#### PROVIDED DATA ####

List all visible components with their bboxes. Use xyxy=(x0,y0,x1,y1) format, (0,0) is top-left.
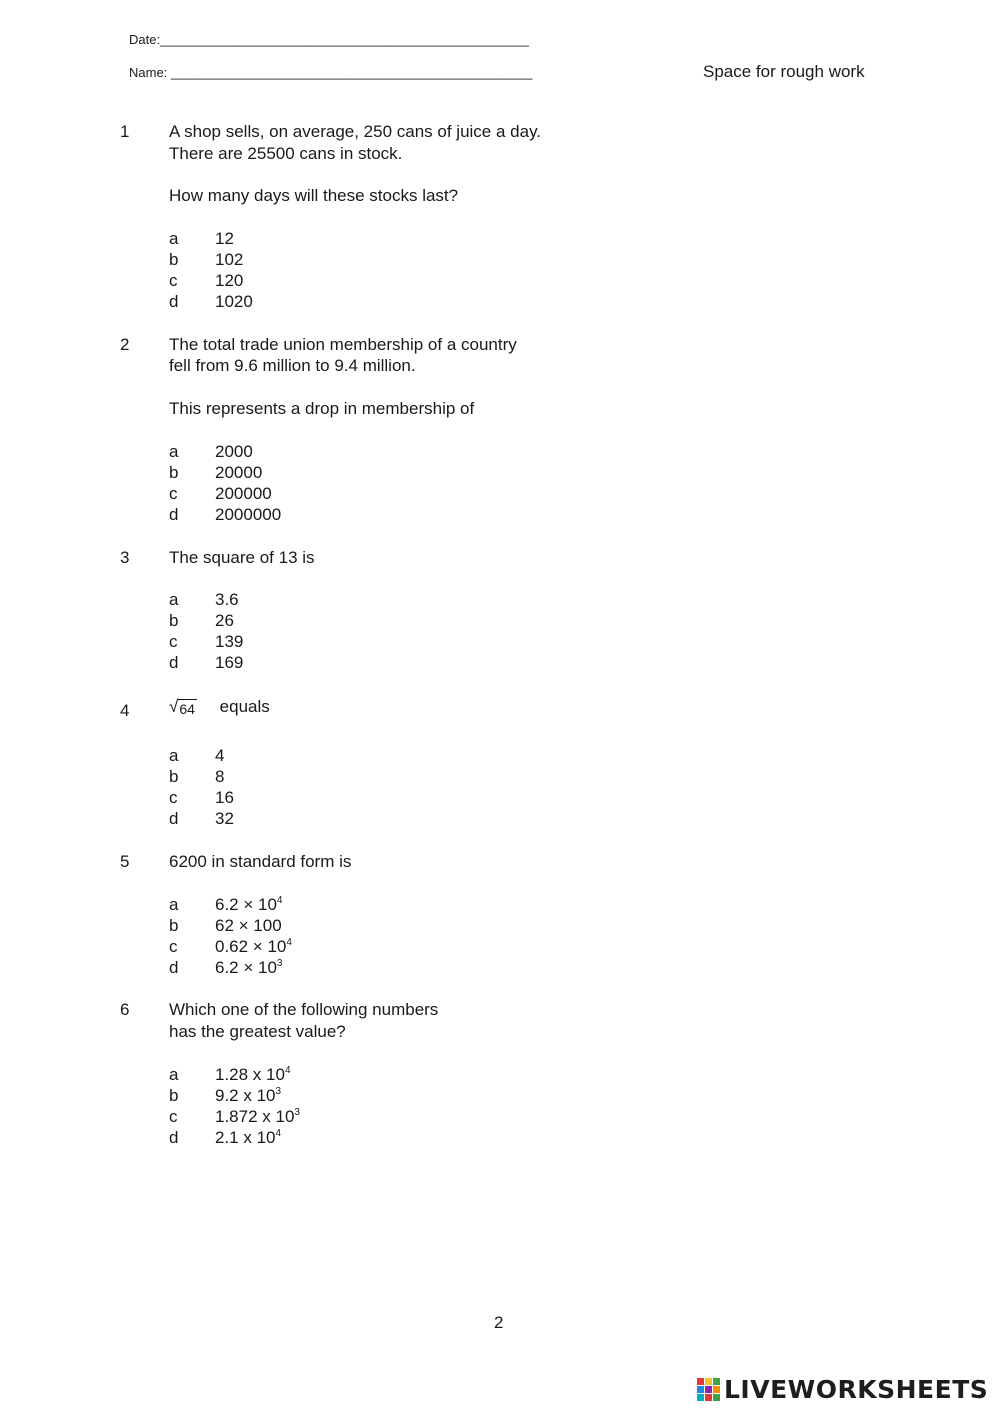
option-value: 12 xyxy=(215,229,234,248)
logo-tile xyxy=(705,1394,712,1401)
option-letter: c xyxy=(169,271,178,290)
logo-tile xyxy=(713,1394,720,1401)
option-value: 2000000 xyxy=(215,505,282,524)
question-number: 2 xyxy=(120,335,130,354)
option-value: 2000 xyxy=(215,442,253,461)
question-number: 3 xyxy=(120,548,130,567)
date-field-label: Date:___________________________________________________ xyxy=(129,32,529,47)
radical-sign: √ xyxy=(169,697,179,716)
option-value: 62 × 100 xyxy=(215,916,282,935)
option-value: $0.62 \times 10^4$ xyxy=(215,937,292,956)
option-value: 20000 xyxy=(215,463,263,482)
question-text: fell from 9.6 million to 9.4 million. xyxy=(169,356,416,375)
option-letter: b xyxy=(169,1086,179,1105)
option-value: 169 xyxy=(215,653,244,672)
square-root-expression xyxy=(169,696,197,717)
option-value: $6.2 \times 10^4$ xyxy=(215,895,283,914)
option-letter: d xyxy=(169,505,179,524)
name-field-label: Name: __________________________________________________ xyxy=(129,65,533,80)
option-letter: a xyxy=(169,1065,179,1084)
rough-work-heading: Space for rough work xyxy=(703,62,865,81)
question-text: A shop sells, on average, 250 cans of juice a day. xyxy=(169,122,542,141)
option-value: 139 xyxy=(215,632,244,651)
option-letter: a xyxy=(169,229,179,248)
option-letter: c xyxy=(169,1107,178,1126)
page-number: 2 xyxy=(494,1313,504,1332)
question-text: 6200 in standard form is xyxy=(169,852,352,871)
logo-tile xyxy=(705,1386,712,1393)
option-letter: b xyxy=(169,463,179,482)
question-number: 4 xyxy=(120,701,130,720)
option-letter: a xyxy=(169,590,179,609)
option-value: 9.2 x $10^3$ xyxy=(215,1086,282,1105)
question-number: 5 xyxy=(120,852,130,871)
option-letter: c xyxy=(169,632,178,651)
option-value: 4 xyxy=(215,746,225,765)
option-value: $6.2 \times 10^3$ xyxy=(215,958,283,977)
option-value: 26 xyxy=(215,611,234,630)
exponent: 4 xyxy=(284,1065,291,1076)
option-letter: d xyxy=(169,653,179,672)
option-letter: d xyxy=(169,292,179,311)
option-letter: b xyxy=(169,767,179,786)
question-number: 6 xyxy=(120,1000,130,1019)
option-letter: a xyxy=(169,895,179,914)
question-text: The total trade union membership of a country xyxy=(169,335,517,354)
exponent: 3 xyxy=(275,1086,282,1097)
question-prompt: How many days will these stocks last? xyxy=(169,186,459,205)
question-text: The square of 13 is xyxy=(169,548,315,567)
option-letter: b xyxy=(169,916,179,935)
option-value: 1.872 x $10^3$ xyxy=(215,1107,300,1126)
option-value: 200000 xyxy=(215,484,272,503)
option-value: 1020 xyxy=(215,292,253,311)
option-value: 102 xyxy=(215,250,244,269)
exponent: 4 xyxy=(275,1128,282,1139)
option-letter: d xyxy=(169,958,179,977)
question-number: 1 xyxy=(120,122,130,141)
option-value: 8 xyxy=(215,767,225,786)
logo-text: LIVEWORKSHEETS xyxy=(724,1375,989,1404)
option-value: 32 xyxy=(215,809,234,828)
option-letter: c xyxy=(169,484,178,503)
question-prompt: This represents a drop in membership of xyxy=(169,399,475,418)
option-letter: a xyxy=(169,442,179,461)
option-value: 2.1 x $10^4$ xyxy=(215,1128,282,1147)
option-value: 120 xyxy=(215,271,244,290)
exponent: 3 xyxy=(294,1107,300,1118)
logo-tile xyxy=(697,1378,704,1385)
option-letter: d xyxy=(169,1128,179,1147)
option-letter: a xyxy=(169,746,179,765)
option-letter: b xyxy=(169,250,179,269)
option-value: 3.6 xyxy=(215,590,239,609)
logo-tile xyxy=(713,1378,720,1385)
radicand: 64 xyxy=(179,701,195,717)
logo-tile xyxy=(713,1386,720,1393)
option-value: 16 xyxy=(215,788,234,807)
option-letter: c xyxy=(169,788,178,807)
question-text xyxy=(169,696,270,717)
exponent: 3 xyxy=(276,958,283,969)
logo-grid-icon xyxy=(697,1378,720,1401)
option-value: 1.28 x $10^4$ xyxy=(215,1065,291,1084)
question-text-after: equals xyxy=(219,697,270,716)
option-letter: b xyxy=(169,611,179,630)
logo-tile xyxy=(697,1386,704,1393)
option-letter: d xyxy=(169,809,179,828)
question-text: There are 25500 cans in stock. xyxy=(169,144,403,163)
logo-tile xyxy=(697,1394,704,1401)
exponent: 4 xyxy=(276,895,283,906)
exponent: 4 xyxy=(286,937,292,948)
question-text: Which one of the following numbers xyxy=(169,1000,439,1019)
question-text: has the greatest value? xyxy=(169,1022,346,1041)
option-letter: c xyxy=(169,937,178,956)
logo-tile xyxy=(705,1378,712,1385)
liveworksheets-logo xyxy=(697,1375,988,1404)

####

■ WHAT THE EXERCISE ASKS:
Print all of the items above verbatim, one line per line, leaving out the pictures.

■ EXERCISE ANSWER:
List all visible components with their bboxes. Use xyxy=(x0,y0,x1,y1) format, (0,0) is top-left.
option-value: 12 xyxy=(215,229,234,248)
logo-tile xyxy=(705,1394,712,1401)
option-letter: c xyxy=(169,271,178,290)
logo-tile xyxy=(713,1394,720,1401)
option-value: 2000000 xyxy=(215,505,282,524)
question-number: 2 xyxy=(120,335,130,354)
option-value: 2000 xyxy=(215,442,253,461)
question-number: 3 xyxy=(120,548,130,567)
date-field-label: Date:___________________________________________________ xyxy=(129,32,529,47)
radical-sign: √ xyxy=(169,697,179,716)
option-value: 62 × 100 xyxy=(215,916,282,935)
option-value: $0.62 \times 10^4$ xyxy=(215,937,292,956)
option-value: 20000 xyxy=(215,463,263,482)
question-text: fell from 9.6 million to 9.4 million. xyxy=(169,356,416,375)
option-letter: b xyxy=(169,1086,179,1105)
option-value: 169 xyxy=(215,653,244,672)
square-root-expression xyxy=(169,696,197,717)
option-value: $6.2 \times 10^4$ xyxy=(215,895,283,914)
option-letter: d xyxy=(169,505,179,524)
name-field-label: Name: __________________________________________________ xyxy=(129,65,533,80)
option-letter: a xyxy=(169,1065,179,1084)
rough-work-heading: Space for rough work xyxy=(703,62,865,81)
question-text: A shop sells, on average, 250 cans of juice a day. xyxy=(169,122,542,141)
option-value: 139 xyxy=(215,632,244,651)
option-letter: a xyxy=(169,229,179,248)
option-letter: c xyxy=(169,1107,178,1126)
page-number: 2 xyxy=(494,1313,504,1332)
question-text: 6200 in standard form is xyxy=(169,852,352,871)
logo-tile xyxy=(705,1386,712,1393)
option-letter: b xyxy=(169,463,179,482)
question-number: 4 xyxy=(120,701,130,720)
option-letter: a xyxy=(169,590,179,609)
option-value: 9.2 x $10^3$ xyxy=(215,1086,282,1105)
question-number: 5 xyxy=(120,852,130,871)
option-letter: c xyxy=(169,632,178,651)
option-value: 4 xyxy=(215,746,225,765)
option-value: $6.2 \times 10^3$ xyxy=(215,958,283,977)
option-value: 26 xyxy=(215,611,234,630)
exponent: 4 xyxy=(284,1065,291,1076)
option-letter: d xyxy=(169,653,179,672)
option-letter: d xyxy=(169,292,179,311)
option-letter: b xyxy=(169,767,179,786)
question-number: 6 xyxy=(120,1000,130,1019)
option-letter: a xyxy=(169,895,179,914)
question-text: The total trade union membership of a country xyxy=(169,335,517,354)
exponent: 3 xyxy=(275,1086,282,1097)
question-prompt: How many days will these stocks last? xyxy=(169,186,459,205)
question-text: The square of 13 is xyxy=(169,548,315,567)
option-letter: b xyxy=(169,916,179,935)
option-value: 1.872 x $10^3$ xyxy=(215,1107,300,1126)
option-value: 200000 xyxy=(215,484,272,503)
option-value: 1020 xyxy=(215,292,253,311)
option-value: 102 xyxy=(215,250,244,269)
exponent: 4 xyxy=(275,1128,282,1139)
option-letter: d xyxy=(169,958,179,977)
question-number: 1 xyxy=(120,122,130,141)
option-value: 8 xyxy=(215,767,225,786)
logo-text: LIVEWORKSHEETS xyxy=(724,1375,989,1404)
option-value: 32 xyxy=(215,809,234,828)
option-letter: c xyxy=(169,484,178,503)
question-prompt: This represents a drop in membership of xyxy=(169,399,475,418)
option-letter: a xyxy=(169,442,179,461)
option-value: 2.1 x $10^4$ xyxy=(215,1128,282,1147)
option-value: 120 xyxy=(215,271,244,290)
exponent: 3 xyxy=(294,1107,300,1118)
logo-tile xyxy=(697,1378,704,1385)
option-letter: d xyxy=(169,1128,179,1147)
option-letter: a xyxy=(169,746,179,765)
option-letter: b xyxy=(169,250,179,269)
option-value: 3.6 xyxy=(215,590,239,609)
logo-tile xyxy=(713,1378,720,1385)
radicand: 64 xyxy=(179,701,195,717)
logo-tile xyxy=(713,1386,720,1393)
option-value: 16 xyxy=(215,788,234,807)
option-letter: c xyxy=(169,788,178,807)
question-text xyxy=(169,696,270,717)
exponent: 3 xyxy=(276,958,283,969)
logo-grid-icon xyxy=(697,1378,720,1401)
option-value: 1.28 x $10^4$ xyxy=(215,1065,291,1084)
question-text-after: equals xyxy=(219,697,270,716)
option-letter: b xyxy=(169,611,179,630)
logo-tile xyxy=(697,1386,704,1393)
option-letter: d xyxy=(169,809,179,828)
question-text: There are 25500 cans in stock. xyxy=(169,144,403,163)
logo-tile xyxy=(697,1394,704,1401)
exponent: 4 xyxy=(276,895,283,906)
exponent: 4 xyxy=(286,937,292,948)
question-text: Which one of the following numbers xyxy=(169,1000,439,1019)
question-text: has the greatest value? xyxy=(169,1022,346,1041)
option-letter: c xyxy=(169,937,178,956)
logo-tile xyxy=(705,1378,712,1385)
liveworksheets-logo xyxy=(697,1375,988,1404)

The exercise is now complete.